(Source data)
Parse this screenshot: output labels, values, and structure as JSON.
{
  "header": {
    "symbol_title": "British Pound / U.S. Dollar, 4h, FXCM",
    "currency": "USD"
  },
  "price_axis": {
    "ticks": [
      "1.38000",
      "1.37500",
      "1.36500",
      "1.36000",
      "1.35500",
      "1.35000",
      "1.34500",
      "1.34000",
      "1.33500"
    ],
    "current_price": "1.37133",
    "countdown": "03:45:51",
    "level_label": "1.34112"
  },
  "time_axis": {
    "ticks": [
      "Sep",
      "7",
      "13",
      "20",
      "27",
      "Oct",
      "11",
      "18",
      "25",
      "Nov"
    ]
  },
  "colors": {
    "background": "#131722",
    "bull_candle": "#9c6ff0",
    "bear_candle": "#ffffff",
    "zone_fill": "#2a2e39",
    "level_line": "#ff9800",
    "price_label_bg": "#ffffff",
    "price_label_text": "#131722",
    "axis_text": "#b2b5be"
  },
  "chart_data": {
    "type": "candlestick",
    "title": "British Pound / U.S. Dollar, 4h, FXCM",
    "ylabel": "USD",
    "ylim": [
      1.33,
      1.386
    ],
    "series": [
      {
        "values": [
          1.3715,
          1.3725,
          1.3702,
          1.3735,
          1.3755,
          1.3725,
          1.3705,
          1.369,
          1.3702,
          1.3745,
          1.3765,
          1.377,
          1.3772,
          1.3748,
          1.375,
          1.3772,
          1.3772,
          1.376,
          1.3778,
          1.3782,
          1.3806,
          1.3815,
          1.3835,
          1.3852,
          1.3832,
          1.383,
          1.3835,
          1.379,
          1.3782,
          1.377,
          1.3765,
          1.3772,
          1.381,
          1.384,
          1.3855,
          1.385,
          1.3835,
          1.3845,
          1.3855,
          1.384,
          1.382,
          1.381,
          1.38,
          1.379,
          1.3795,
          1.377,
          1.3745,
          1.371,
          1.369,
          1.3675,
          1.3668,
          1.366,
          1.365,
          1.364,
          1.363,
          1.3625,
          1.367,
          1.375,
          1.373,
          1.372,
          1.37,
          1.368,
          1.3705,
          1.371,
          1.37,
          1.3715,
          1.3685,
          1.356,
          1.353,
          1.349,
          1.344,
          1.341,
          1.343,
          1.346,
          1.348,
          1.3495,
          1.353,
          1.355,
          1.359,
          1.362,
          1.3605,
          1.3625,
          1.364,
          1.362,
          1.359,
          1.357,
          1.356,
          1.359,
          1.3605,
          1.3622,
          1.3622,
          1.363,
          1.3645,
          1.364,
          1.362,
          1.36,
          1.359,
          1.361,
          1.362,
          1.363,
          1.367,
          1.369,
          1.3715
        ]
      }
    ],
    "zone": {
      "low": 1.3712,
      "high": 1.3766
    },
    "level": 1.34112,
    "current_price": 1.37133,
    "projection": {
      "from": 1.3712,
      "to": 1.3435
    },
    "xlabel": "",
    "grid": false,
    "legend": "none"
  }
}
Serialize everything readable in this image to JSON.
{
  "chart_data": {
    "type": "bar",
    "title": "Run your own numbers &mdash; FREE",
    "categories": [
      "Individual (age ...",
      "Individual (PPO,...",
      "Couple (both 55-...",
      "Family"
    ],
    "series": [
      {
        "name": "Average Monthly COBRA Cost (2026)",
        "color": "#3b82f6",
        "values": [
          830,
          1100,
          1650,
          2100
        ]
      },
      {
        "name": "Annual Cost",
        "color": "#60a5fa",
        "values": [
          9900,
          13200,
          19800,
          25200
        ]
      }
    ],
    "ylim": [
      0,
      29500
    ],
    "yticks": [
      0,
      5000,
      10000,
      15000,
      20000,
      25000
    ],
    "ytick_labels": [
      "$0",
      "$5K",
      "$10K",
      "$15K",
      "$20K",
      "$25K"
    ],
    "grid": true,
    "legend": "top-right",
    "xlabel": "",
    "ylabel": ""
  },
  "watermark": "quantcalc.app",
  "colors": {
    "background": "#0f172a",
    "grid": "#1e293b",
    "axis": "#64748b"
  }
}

= Exercise =
Provide all the records again, word for word.

= Written response =
Parse this screenshot: output labels, values, and structure as JSON.
{
  "header": {
    "symbol_title": "British Pound / U.S. Dollar, 4h, FXCM",
    "currency": "USD"
  },
  "price_axis": {
    "ticks": [
      "1.38000",
      "1.37500",
      "1.36500",
      "1.36000",
      "1.35500",
      "1.35000",
      "1.34500",
      "1.34000",
      "1.33500"
    ],
    "current_price": "1.37133",
    "countdown": "03:45:51",
    "level_label": "1.34112"
  },
  "time_axis": {
    "ticks": [
      "Sep",
      "7",
      "13",
      "20",
      "27",
      "Oct",
      "11",
      "18",
      "25",
      "Nov"
    ]
  },
  "colors": {
    "background": "#131722",
    "bull_candle": "#9c6ff0",
    "bear_candle": "#ffffff",
    "zone_fill": "#2a2e39",
    "level_line": "#ff9800",
    "price_label_bg": "#ffffff",
    "price_label_text": "#131722",
    "axis_text": "#b2b5be"
  },
  "chart_data": {
    "type": "candlestick",
    "title": "British Pound / U.S. Dollar, 4h, FXCM",
    "ylabel": "USD",
    "ylim": [
      1.33,
      1.386
    ],
    "series": [
      {
        "values": [
          1.3715,
          1.3725,
          1.3702,
          1.3735,
          1.3755,
          1.3725,
          1.3705,
          1.369,
          1.3702,
          1.3745,
          1.3765,
          1.377,
          1.3772,
          1.3748,
          1.375,
          1.3772,
          1.3772,
          1.376,
          1.3778,
          1.3782,
          1.3806,
          1.3815,
          1.3835,
          1.3852,
          1.3832,
          1.383,
          1.3835,
          1.379,
          1.3782,
          1.377,
          1.3765,
          1.3772,
          1.381,
          1.384,
          1.3855,
          1.385,
          1.3835,
          1.3845,
          1.3855,
          1.384,
          1.382,
          1.381,
          1.38,
          1.379,
          1.3795,
          1.377,
          1.3745,
          1.371,
          1.369,
          1.3675,
          1.3668,
          1.366,
          1.365,
          1.364,
          1.363,
          1.3625,
          1.367,
          1.375,
          1.373,
          1.372,
          1.37,
          1.368,
          1.3705,
          1.371,
          1.37,
          1.3715,
          1.3685,
          1.356,
          1.353,
          1.349,
          1.344,
          1.341,
          1.343,
          1.346,
          1.348,
          1.3495,
          1.353,
          1.355,
          1.359,
          1.362,
          1.3605,
          1.3625,
          1.364,
          1.362,
          1.359,
          1.357,
          1.356,
          1.359,
          1.3605,
          1.3622,
          1.3622,
          1.363,
          1.3645,
          1.364,
          1.362,
          1.36,
          1.359,
          1.361,
          1.362,
          1.363,
          1.367,
          1.369,
          1.3715
        ]
      }
    ],
    "zone": {
      "low": 1.3712,
      "high": 1.3766
    },
    "level": 1.34112,
    "current_price": 1.37133,
    "projection": {
      "from": 1.3712,
      "to": 1.3435
    },
    "xlabel": "",
    "grid": false,
    "legend": "none"
  }
}
Serialize everything readable in this image to JSON.
{
  "chart_data": {
    "type": "bar",
    "title": "Run your own numbers &mdash; FREE",
    "categories": [
      "Individual (age ...",
      "Individual (PPO,...",
      "Couple (both 55-...",
      "Family"
    ],
    "series": [
      {
        "name": "Average Monthly COBRA Cost (2026)",
        "color": "#3b82f6",
        "values": [
          830,
          1100,
          1650,
          2100
        ]
      },
      {
        "name": "Annual Cost",
        "color": "#60a5fa",
        "values": [
          9900,
          13200,
          19800,
          25200
        ]
      }
    ],
    "ylim": [
      0,
      29500
    ],
    "yticks": [
      0,
      5000,
      10000,
      15000,
      20000,
      25000
    ],
    "ytick_labels": [
      "$0",
      "$5K",
      "$10K",
      "$15K",
      "$20K",
      "$25K"
    ],
    "grid": true,
    "legend": "top-right",
    "xlabel": "",
    "ylabel": ""
  },
  "watermark": "quantcalc.app",
  "colors": {
    "background": "#0f172a",
    "grid": "#1e293b",
    "axis": "#64748b"
  }
}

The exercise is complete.